WHAT YOU NEED TO DO: Find out how many lines of the material contain the string "watermark" and give only that figure.

··· DATA ENTRIES ···

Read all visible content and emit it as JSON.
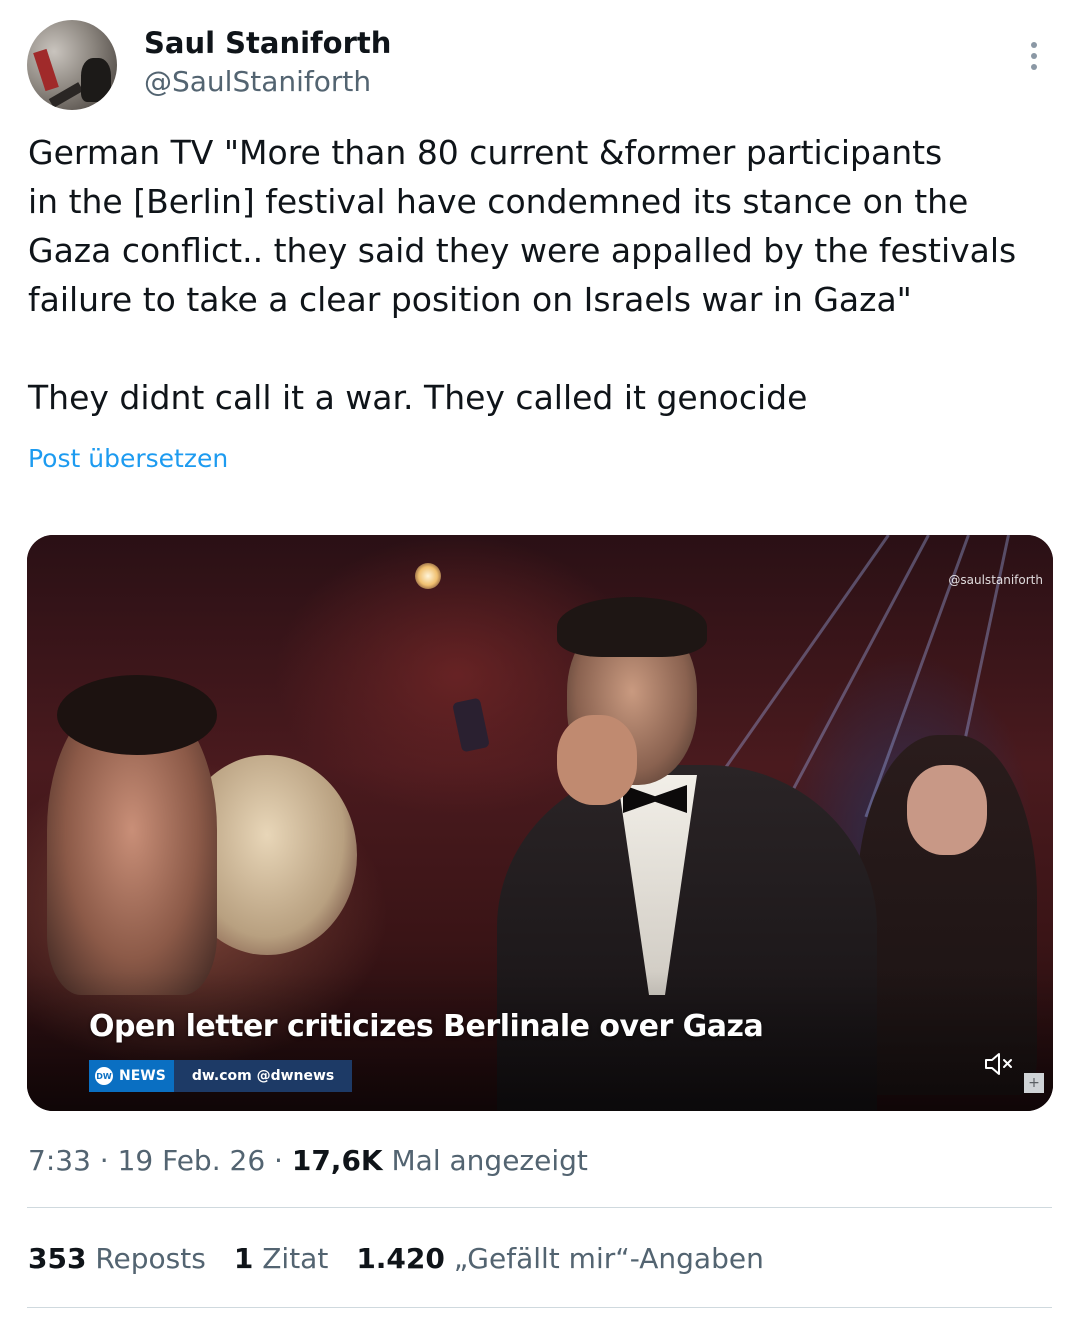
{
  "author": {
    "name": "Saul Staniforth",
    "handle": "@SaulStaniforth"
  },
  "tweet": {
    "lines": [
      "German TV \"More than 80 current &former participants",
      "in the [Berlin] festival have condemned its stance on the",
      "Gaza conflict.. they said they were appalled by the festivals",
      "failure to take a clear position on Israels war in Gaza\"",
      "",
      "They didnt call it a war. They called it genocide"
    ],
    "translate_label": "Post übersetzen"
  },
  "media": {
    "watermark": "@saulstaniforth",
    "headline": "Open letter criticizes Berlinale over Gaza",
    "badge_logo": "DW",
    "badge_news": "NEWS",
    "badge_source": "dw.com @dwnews",
    "expand_symbol": "+"
  },
  "meta": {
    "time": "7:33",
    "sep1": " · ",
    "date": "19 Feb. 26",
    "sep2": " · ",
    "views": "17,6K",
    "views_label": " Mal angezeigt"
  },
  "stats": {
    "reposts_count": "353",
    "reposts_label": " Reposts",
    "quotes_count": "1",
    "quotes_label": " Zitat",
    "likes_count": "1.420",
    "likes_label": " „Gefällt mir“-Angaben"
  },
  "colors": {
    "text": "#0f1419",
    "secondary": "#536471",
    "link": "#1d9bf0",
    "divider": "#cfd9de",
    "dw_blue": "#0a6fc2"
  }
}
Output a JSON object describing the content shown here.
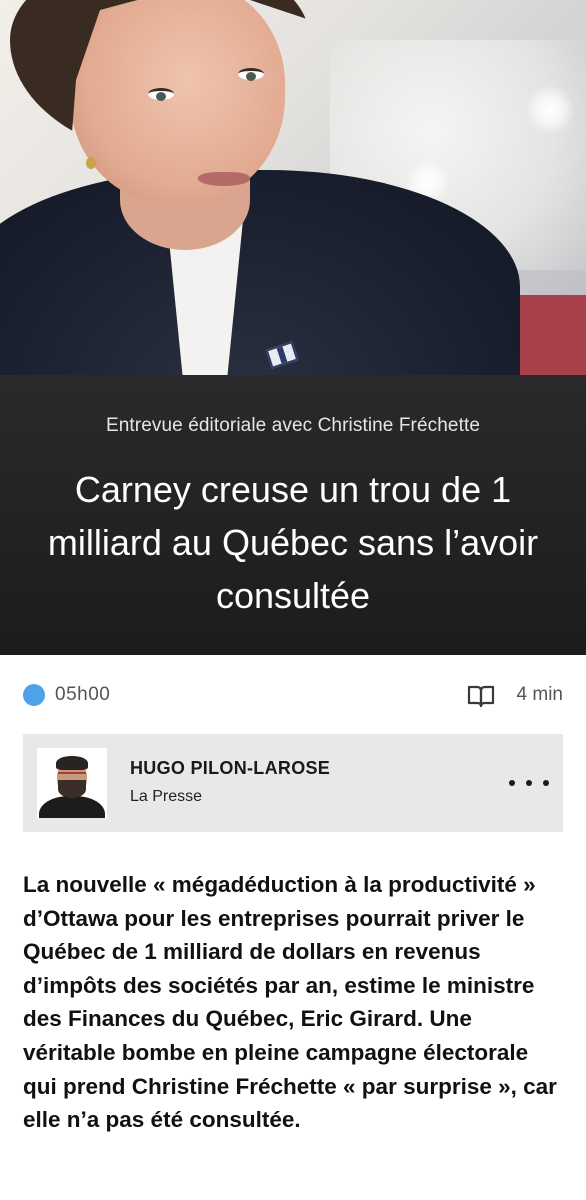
{
  "hero": {
    "kicker": "Entrevue éditoriale avec Christine Fréchette",
    "title": "Carney creuse un trou de 1 milliard au Québec sans l’avoir consultée"
  },
  "meta": {
    "time": "05h00",
    "time_indicator_color": "#4ea3e8",
    "read_icon": "book-icon",
    "read_time": "4 min"
  },
  "author": {
    "name": "HUGO PILON-LAROSE",
    "outlet": "La Presse",
    "more_icon": "more-options-icon"
  },
  "article": {
    "lede": "La nouvelle « mégadéduction à la productivité » d’Ottawa pour les entreprises pourrait priver le Québec de 1 milliard de dollars en revenus d’impôts des sociétés par an, estime le ministre des Finances du Québec, Eric Girard. Une véritable bombe en pleine campagne électorale qui prend Christine Fréchette « par surprise », car elle n’a pas été consultée."
  }
}
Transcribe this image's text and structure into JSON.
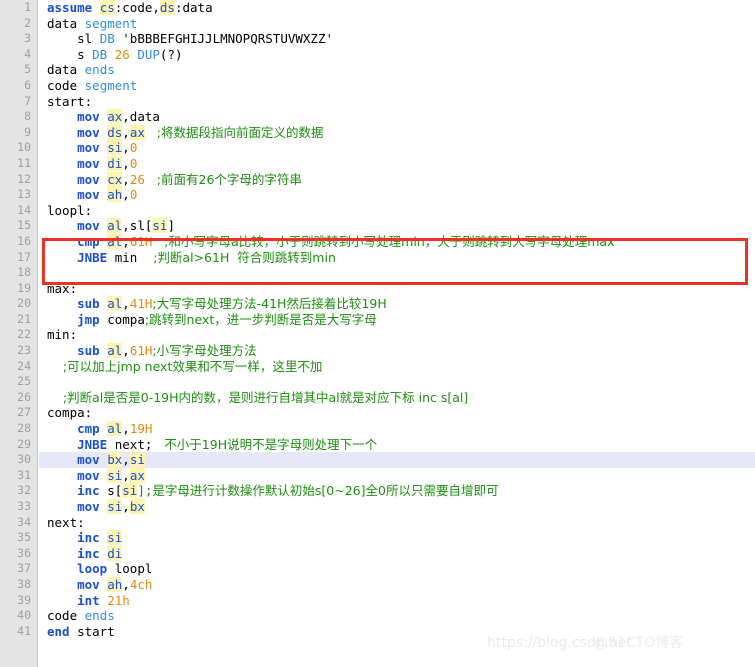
{
  "editor": {
    "language": "x86 Assembly (MASM)",
    "current_line": 30,
    "total_lines": 41,
    "gutter_bg": "#e4e4e4",
    "line_number_color": "#a0a0a0",
    "highlight_color": "#e7e7fa",
    "annotation_box_color": "#ee2f24"
  },
  "watermark": {
    "url": "https://blog.csdn.net",
    "handle": "@51CTO博客"
  },
  "annotation": {
    "box_lines": [
      16,
      17
    ]
  },
  "lines": [
    {
      "n": "1",
      "text": "assume cs:code,ds:data"
    },
    {
      "n": "2",
      "text": "data segment"
    },
    {
      "n": "3",
      "text": "    sl DB 'bBBBEFGHIJJLMNOPQRSTUVWXZZ'"
    },
    {
      "n": "4",
      "text": "    s DB 26 DUP(?)"
    },
    {
      "n": "5",
      "text": "data ends"
    },
    {
      "n": "6",
      "text": "code segment"
    },
    {
      "n": "7",
      "text": "start:"
    },
    {
      "n": "8",
      "text": "    mov ax,data"
    },
    {
      "n": "9",
      "text": "    mov ds,ax   ;将数据段指向前面定义的数据"
    },
    {
      "n": "10",
      "text": "    mov si,0"
    },
    {
      "n": "11",
      "text": "    mov di,0"
    },
    {
      "n": "12",
      "text": "    mov cx,26   ;前面有26个字母的字符串"
    },
    {
      "n": "13",
      "text": "    mov ah,0"
    },
    {
      "n": "14",
      "text": "loopl:"
    },
    {
      "n": "15",
      "text": "    mov al,sl[si]"
    },
    {
      "n": "16",
      "text": "    cmp al,61H   ;和小写字母a比较，小于则跳转到小写处理min，大于则跳转到大写字母处理max"
    },
    {
      "n": "17",
      "text": "    JNBE min    ;判断al>61H  符合则跳转到min"
    },
    {
      "n": "18",
      "text": ""
    },
    {
      "n": "19",
      "text": "max:"
    },
    {
      "n": "20",
      "text": "    sub al,41H;大写字母处理方法-41H然后接着比较19H"
    },
    {
      "n": "21",
      "text": "    jmp compa;跳转到next，进一步判断是否是大写字母"
    },
    {
      "n": "22",
      "text": "min:"
    },
    {
      "n": "23",
      "text": "    sub al,61H;小写字母处理方法"
    },
    {
      "n": "24",
      "text": "    ;可以加上jmp next效果和不写一样，这里不加"
    },
    {
      "n": "25",
      "text": ""
    },
    {
      "n": "26",
      "text": "    ;判断al是否是0-19H内的数，是则进行自增其中al就是对应下标 inc s[al]"
    },
    {
      "n": "27",
      "text": "compa:"
    },
    {
      "n": "28",
      "text": "    cmp al,19H"
    },
    {
      "n": "29",
      "text": "    JNBE next;   不小于19H说明不是字母则处理下一个"
    },
    {
      "n": "30",
      "text": "    mov bx,si"
    },
    {
      "n": "31",
      "text": "    mov si,ax"
    },
    {
      "n": "32",
      "text": "    inc s[si];是字母进行计数操作默认初始s[0~26]全0所以只需要自增即可"
    },
    {
      "n": "33",
      "text": "    mov si,bx"
    },
    {
      "n": "34",
      "text": "next:"
    },
    {
      "n": "35",
      "text": "    inc si"
    },
    {
      "n": "36",
      "text": "    inc di"
    },
    {
      "n": "37",
      "text": "    loop loopl"
    },
    {
      "n": "38",
      "text": "    mov ah,4ch"
    },
    {
      "n": "39",
      "text": "    int 21h"
    },
    {
      "n": "40",
      "text": "code ends"
    },
    {
      "n": "41",
      "text": "end start"
    }
  ],
  "tokens": {
    "l1": {
      "kw": "assume",
      "r1": "cs",
      "t1": ":code,",
      "r2": "ds",
      "t2": ":data"
    },
    "l2": {
      "a": "data ",
      "b": "segment"
    },
    "l3": {
      "a": "    sl ",
      "b": "DB",
      "c": " 'bBBBEFGHIJJLMNOPQRSTUVWXZZ'"
    },
    "l4": {
      "a": "    s ",
      "b": "DB",
      "c": " ",
      "d": "26",
      "e": " ",
      "f": "DUP",
      "g": "(?)"
    },
    "l5": {
      "a": "data ",
      "b": "ends"
    },
    "l6": {
      "a": "code ",
      "b": "segment"
    },
    "l7": {
      "a": "start:"
    },
    "l8": {
      "kw": "mov",
      "r": "ax",
      "t": ",data"
    },
    "l9": {
      "kw": "mov",
      "r1": "ds",
      "t1": ",",
      "r2": "ax",
      "cmt": "   ;将数据段指向前面定义的数据"
    },
    "l10": {
      "kw": "mov",
      "r": "si",
      "t": ",",
      "n": "0"
    },
    "l11": {
      "kw": "mov",
      "r": "di",
      "t": ",",
      "n": "0"
    },
    "l12": {
      "kw": "mov",
      "r": "cx",
      "t": ",",
      "n": "26",
      "cmt": "   ;前面有26个字母的字符串"
    },
    "l13": {
      "kw": "mov",
      "r": "ah",
      "t": ",",
      "n": "0"
    },
    "l14": {
      "a": "loopl:"
    },
    "l15": {
      "kw": "mov",
      "r1": "al",
      "t1": ",sl[",
      "r2": "si",
      "t2": "]"
    },
    "l16": {
      "kw": "cmp",
      "r": "al",
      "t": ",",
      "n": "61H",
      "cmt": "   ;和小写字母a比较，小于则跳转到小写处理min，大于则跳转到大写字母处理max"
    },
    "l17": {
      "kw": "JNBE",
      "t": " min",
      "cmt": "    ;判断al>61H  符合则跳转到min"
    },
    "l19": {
      "a": "max:"
    },
    "l20": {
      "kw": "sub",
      "r": "al",
      "t": ",",
      "n": "41H",
      "cmt": ";大写字母处理方法-41H然后接着比较19H"
    },
    "l21": {
      "kw": "jmp",
      "t": " compa",
      "cmt": ";跳转到next，进一步判断是否是大写字母"
    },
    "l22": {
      "a": "min:"
    },
    "l23": {
      "kw": "sub",
      "r": "al",
      "t": ",",
      "n": "61H",
      "cmt": ";小写字母处理方法"
    },
    "l24": {
      "cmt": "    ;可以加上jmp next效果和不写一样，这里不加"
    },
    "l26": {
      "cmt": "    ;判断al是否是0-19H内的数，是则进行自增其中al就是对应下标 inc s[al]"
    },
    "l27": {
      "a": "compa:"
    },
    "l28": {
      "kw": "cmp",
      "r": "al",
      "t": ",",
      "n": "19H"
    },
    "l29": {
      "kw": "JNBE",
      "t": " next;",
      "cmt": "   不小于19H说明不是字母则处理下一个"
    },
    "l30": {
      "kw": "mov",
      "r1": "bx",
      "t": ",",
      "r2": "si"
    },
    "l31": {
      "kw": "mov",
      "r1": "si",
      "t": ",",
      "r2": "ax"
    },
    "l32": {
      "kw": "inc",
      "t1": " s[",
      "r": "si",
      "t2": "];",
      "cmt": "是字母进行计数操作默认初始s[0~26]全0所以只需要自增即可"
    },
    "l33": {
      "kw": "mov",
      "r1": "si",
      "t": ",",
      "r2": "bx"
    },
    "l34": {
      "a": "next:"
    },
    "l35": {
      "kw": "inc",
      "r": "si"
    },
    "l36": {
      "kw": "inc",
      "r": "di"
    },
    "l37": {
      "kw": "loop",
      "t": " loopl"
    },
    "l38": {
      "kw": "mov",
      "r": "ah",
      "t": ",",
      "n": "4ch"
    },
    "l39": {
      "kw": "int",
      "t": " ",
      "n": "21h"
    },
    "l40": {
      "a": "code ",
      "b": "ends"
    },
    "l41": {
      "kw": "end",
      "t": " start"
    }
  }
}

···

TASK RESPONSE: 2